- **READING TEXT**:
• • • • • • •

Question

Two blocks of masses m and M, (M > m), are placed on a frictionless table as shown in figure. A massless spring with spring constant k is attached with the lower block. If the system is slightly displaced and released then ($ \mu $ = coefficient of friction between the two blocks)

• A. The time period of small oscillation of the two blocks is T = \( 2\pi \sqrt{\frac{M+m}{k}} \)
• B. The acceleration of the blocks is a = \( \frac{kx}{M+m} \) (x = displacement of the blocks from the mean position)
• C. The magnitude of the frictional force on the upper block is \( \frac{m\mu x}{M+m} \)
• D. The maximum amplitude of the upper block, if it does not slip, is \( \frac{\mu (M+m)g}{k} \)

• • • • • • •

- **REQUIREMENTS**:
1 > Please transcribe the two-block spring problem, starting with "Two blocks of" and going on through "the mean position)".
2 > Answer these questions from the two-block spring problem:
(a) What kind of table are the blocks placed on?
(b) Which block is the spring attached to?
(c) What quantity does the symbol μ stand for?
You can work without the entries that come after this.

• • • • • • •

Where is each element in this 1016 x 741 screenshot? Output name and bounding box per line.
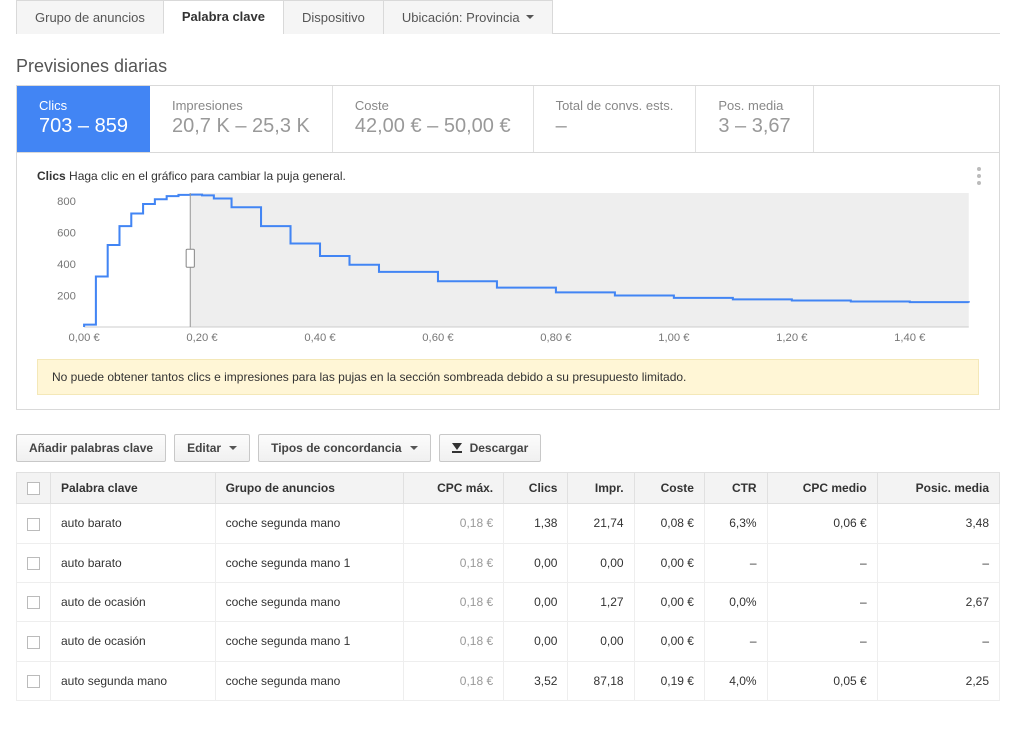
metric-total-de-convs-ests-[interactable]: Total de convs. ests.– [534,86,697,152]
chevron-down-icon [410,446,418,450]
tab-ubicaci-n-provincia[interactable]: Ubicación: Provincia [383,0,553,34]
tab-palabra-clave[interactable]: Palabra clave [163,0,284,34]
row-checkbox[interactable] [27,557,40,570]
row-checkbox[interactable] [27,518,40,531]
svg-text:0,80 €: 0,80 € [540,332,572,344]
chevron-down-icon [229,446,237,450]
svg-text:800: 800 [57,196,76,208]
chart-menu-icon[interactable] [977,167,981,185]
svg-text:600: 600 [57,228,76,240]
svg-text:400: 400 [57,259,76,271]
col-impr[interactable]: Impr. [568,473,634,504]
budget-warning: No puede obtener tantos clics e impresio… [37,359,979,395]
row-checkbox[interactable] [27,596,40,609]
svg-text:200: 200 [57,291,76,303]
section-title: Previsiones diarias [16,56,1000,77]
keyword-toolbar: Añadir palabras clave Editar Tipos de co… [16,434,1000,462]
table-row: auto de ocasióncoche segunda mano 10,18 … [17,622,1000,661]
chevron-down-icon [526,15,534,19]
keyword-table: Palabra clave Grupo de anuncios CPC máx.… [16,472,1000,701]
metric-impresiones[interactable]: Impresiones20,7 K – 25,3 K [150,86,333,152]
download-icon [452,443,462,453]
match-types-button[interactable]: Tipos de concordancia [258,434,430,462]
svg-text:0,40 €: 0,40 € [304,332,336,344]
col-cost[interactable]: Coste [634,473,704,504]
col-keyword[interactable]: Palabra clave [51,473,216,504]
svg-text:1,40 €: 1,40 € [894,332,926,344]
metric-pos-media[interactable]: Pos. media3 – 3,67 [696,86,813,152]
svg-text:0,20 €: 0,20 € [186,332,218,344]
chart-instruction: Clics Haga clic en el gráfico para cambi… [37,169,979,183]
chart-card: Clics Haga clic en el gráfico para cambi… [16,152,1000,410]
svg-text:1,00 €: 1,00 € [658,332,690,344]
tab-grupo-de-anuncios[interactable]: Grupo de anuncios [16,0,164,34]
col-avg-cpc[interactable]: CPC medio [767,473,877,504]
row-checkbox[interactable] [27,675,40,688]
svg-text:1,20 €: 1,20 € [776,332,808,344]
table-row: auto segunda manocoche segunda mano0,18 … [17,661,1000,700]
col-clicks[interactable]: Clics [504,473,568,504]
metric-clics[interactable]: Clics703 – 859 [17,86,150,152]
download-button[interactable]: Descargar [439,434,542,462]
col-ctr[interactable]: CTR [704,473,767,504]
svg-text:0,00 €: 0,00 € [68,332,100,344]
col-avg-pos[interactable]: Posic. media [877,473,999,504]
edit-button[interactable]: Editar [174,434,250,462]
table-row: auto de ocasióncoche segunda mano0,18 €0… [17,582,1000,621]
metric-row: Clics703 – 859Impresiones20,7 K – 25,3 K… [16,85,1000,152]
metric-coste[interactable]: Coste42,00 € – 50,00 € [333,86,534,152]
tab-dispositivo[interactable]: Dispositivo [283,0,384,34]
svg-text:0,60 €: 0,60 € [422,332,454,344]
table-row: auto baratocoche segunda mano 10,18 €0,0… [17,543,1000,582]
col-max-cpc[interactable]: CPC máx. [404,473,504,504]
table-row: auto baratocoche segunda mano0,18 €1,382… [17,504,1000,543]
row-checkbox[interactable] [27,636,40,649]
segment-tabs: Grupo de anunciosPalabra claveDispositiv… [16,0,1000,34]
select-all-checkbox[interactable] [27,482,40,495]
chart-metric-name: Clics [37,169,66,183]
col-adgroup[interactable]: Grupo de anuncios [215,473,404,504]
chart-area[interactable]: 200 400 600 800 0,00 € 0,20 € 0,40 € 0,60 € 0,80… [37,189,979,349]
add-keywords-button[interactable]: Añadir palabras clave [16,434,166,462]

• • • • • • •

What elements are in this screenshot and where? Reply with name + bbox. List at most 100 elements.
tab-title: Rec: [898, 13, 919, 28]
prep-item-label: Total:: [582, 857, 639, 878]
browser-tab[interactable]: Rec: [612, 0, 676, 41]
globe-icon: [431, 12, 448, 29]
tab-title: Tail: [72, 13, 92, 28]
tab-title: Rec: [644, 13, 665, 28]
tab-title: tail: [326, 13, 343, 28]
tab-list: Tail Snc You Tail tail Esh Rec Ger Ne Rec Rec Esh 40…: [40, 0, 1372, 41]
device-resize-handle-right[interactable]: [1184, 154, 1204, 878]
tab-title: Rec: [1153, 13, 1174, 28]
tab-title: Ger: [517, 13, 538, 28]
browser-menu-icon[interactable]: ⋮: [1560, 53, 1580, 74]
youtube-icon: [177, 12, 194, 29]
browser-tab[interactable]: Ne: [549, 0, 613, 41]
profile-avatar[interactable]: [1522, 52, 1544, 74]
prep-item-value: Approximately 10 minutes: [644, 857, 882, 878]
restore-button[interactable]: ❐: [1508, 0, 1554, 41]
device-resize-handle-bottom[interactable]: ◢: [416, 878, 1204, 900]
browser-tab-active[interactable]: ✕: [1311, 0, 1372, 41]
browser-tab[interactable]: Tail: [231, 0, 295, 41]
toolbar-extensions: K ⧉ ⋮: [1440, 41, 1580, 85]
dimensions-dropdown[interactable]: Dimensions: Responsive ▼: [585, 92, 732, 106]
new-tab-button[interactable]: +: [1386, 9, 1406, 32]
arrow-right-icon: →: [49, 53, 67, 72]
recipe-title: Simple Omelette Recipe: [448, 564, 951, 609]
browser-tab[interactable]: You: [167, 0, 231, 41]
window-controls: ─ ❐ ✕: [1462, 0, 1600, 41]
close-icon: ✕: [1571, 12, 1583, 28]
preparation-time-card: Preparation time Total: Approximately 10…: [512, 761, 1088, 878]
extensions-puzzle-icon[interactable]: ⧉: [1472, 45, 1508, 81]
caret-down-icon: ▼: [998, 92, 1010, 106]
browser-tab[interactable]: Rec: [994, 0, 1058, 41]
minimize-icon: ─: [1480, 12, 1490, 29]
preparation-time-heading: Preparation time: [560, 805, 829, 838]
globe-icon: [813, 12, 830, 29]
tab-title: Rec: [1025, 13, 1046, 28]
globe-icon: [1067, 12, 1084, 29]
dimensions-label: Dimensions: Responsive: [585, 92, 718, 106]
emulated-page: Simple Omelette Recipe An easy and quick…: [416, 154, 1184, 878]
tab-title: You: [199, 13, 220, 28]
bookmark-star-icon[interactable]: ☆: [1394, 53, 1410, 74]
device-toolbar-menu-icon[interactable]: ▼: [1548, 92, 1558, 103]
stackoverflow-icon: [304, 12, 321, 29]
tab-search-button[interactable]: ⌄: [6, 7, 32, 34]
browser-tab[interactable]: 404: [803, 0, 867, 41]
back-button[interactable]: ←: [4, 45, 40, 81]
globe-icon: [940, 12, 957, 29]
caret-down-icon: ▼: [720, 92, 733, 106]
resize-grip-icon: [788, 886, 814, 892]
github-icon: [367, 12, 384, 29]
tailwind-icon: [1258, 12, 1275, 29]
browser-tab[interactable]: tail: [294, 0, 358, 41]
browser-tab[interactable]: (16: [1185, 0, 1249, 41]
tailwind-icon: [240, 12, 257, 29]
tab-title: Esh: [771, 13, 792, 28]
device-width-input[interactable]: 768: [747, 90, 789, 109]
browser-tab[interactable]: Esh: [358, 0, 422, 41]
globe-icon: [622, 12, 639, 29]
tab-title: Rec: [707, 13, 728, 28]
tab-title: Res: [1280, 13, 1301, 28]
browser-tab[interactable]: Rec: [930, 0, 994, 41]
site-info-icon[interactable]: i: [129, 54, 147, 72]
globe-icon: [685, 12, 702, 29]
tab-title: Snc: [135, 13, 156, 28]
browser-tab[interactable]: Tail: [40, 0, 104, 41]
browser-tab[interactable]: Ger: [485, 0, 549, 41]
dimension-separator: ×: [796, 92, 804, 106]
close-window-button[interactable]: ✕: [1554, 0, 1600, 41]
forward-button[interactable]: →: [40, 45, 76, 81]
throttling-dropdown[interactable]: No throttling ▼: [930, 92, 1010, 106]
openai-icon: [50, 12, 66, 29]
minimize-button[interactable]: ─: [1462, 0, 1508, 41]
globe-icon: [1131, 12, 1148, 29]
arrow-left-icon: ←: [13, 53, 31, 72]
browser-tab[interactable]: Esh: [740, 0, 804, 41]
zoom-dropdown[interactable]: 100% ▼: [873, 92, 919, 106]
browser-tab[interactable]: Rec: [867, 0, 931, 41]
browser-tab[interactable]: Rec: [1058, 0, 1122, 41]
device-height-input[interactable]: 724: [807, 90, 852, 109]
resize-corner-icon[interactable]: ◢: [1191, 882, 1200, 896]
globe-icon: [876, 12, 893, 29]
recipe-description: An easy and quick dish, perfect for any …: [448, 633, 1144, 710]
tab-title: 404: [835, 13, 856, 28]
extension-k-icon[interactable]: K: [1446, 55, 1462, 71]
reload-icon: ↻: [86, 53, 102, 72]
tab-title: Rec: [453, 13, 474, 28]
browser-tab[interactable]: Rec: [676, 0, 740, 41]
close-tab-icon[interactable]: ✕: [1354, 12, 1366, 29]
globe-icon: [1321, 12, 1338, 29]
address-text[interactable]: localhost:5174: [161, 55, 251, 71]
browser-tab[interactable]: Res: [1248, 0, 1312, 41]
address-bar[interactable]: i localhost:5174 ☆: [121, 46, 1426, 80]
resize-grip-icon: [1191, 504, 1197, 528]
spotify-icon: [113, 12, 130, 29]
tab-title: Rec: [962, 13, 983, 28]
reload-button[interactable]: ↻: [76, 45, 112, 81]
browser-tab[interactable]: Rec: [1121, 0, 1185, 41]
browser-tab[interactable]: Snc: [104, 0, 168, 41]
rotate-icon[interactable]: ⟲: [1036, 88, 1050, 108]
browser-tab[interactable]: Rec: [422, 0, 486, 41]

• • • • • • •

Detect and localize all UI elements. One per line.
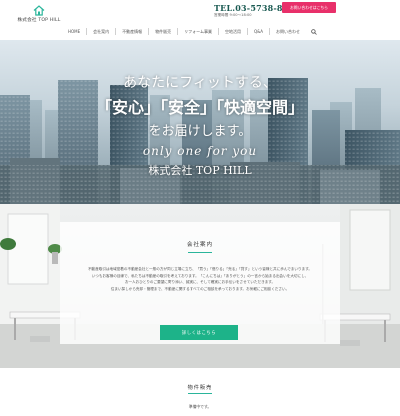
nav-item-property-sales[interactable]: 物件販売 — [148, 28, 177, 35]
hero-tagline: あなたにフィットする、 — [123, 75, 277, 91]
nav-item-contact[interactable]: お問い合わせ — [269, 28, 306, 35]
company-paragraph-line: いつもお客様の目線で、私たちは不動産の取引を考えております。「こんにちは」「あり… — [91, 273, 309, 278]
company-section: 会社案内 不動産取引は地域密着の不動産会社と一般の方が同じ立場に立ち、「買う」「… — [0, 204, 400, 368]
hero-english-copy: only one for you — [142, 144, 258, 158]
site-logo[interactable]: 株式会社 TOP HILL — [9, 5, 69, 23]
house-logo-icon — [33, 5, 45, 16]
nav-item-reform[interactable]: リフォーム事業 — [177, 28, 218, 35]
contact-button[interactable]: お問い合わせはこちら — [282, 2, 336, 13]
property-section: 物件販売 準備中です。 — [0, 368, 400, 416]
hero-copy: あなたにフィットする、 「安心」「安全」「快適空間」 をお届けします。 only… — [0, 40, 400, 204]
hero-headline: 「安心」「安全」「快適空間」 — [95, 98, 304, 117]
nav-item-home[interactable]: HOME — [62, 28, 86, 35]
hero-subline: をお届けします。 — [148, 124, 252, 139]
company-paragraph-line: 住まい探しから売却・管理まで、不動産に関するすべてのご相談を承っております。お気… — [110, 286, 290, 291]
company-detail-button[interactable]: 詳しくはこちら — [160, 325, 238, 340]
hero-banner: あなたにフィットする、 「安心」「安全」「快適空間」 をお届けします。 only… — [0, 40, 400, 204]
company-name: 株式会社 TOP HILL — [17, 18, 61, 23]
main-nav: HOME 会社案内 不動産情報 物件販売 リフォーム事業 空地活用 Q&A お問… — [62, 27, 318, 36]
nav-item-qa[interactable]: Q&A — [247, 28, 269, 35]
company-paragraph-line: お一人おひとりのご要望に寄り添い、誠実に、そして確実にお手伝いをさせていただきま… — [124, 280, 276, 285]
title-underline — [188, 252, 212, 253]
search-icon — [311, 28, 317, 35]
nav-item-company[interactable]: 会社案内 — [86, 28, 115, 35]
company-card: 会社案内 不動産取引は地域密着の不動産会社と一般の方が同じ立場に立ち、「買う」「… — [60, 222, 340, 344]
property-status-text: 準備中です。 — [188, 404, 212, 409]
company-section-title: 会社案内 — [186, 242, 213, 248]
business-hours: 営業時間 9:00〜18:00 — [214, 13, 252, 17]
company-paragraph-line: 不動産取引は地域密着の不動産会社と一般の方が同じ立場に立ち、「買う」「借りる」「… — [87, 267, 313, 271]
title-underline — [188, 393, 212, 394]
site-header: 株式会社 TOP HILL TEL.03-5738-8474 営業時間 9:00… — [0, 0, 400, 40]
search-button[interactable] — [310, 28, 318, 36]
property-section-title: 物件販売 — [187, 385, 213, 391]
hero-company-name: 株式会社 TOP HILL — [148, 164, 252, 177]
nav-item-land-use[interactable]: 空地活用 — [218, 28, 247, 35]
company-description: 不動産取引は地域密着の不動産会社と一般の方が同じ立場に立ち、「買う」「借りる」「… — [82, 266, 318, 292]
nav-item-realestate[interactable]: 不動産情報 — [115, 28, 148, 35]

• • • • • • •

- **ANSWERS TO EACH TASK**:
1 >
Two blocks of masses m and M, (M > m), are placed on a frictionless table as shown in figure. A massless spring with spring constant k is attached with the lower block. If the system is slightly displaced and released then ($ \mu $ = coefficient of friction between the two blocks)

• A. The time period of small oscillation of the two blocks is T = \( 2\pi \sqrt{\frac{M+m}{k}} \)
• B. The acceleration of the blocks is a = \( \frac{kx}{M+m} \) (x = displacement of the blocks from the mean position)

2 >
(a) A frictionless table.
(b) The lower block.
(c) The coefficient of friction between the two blocks.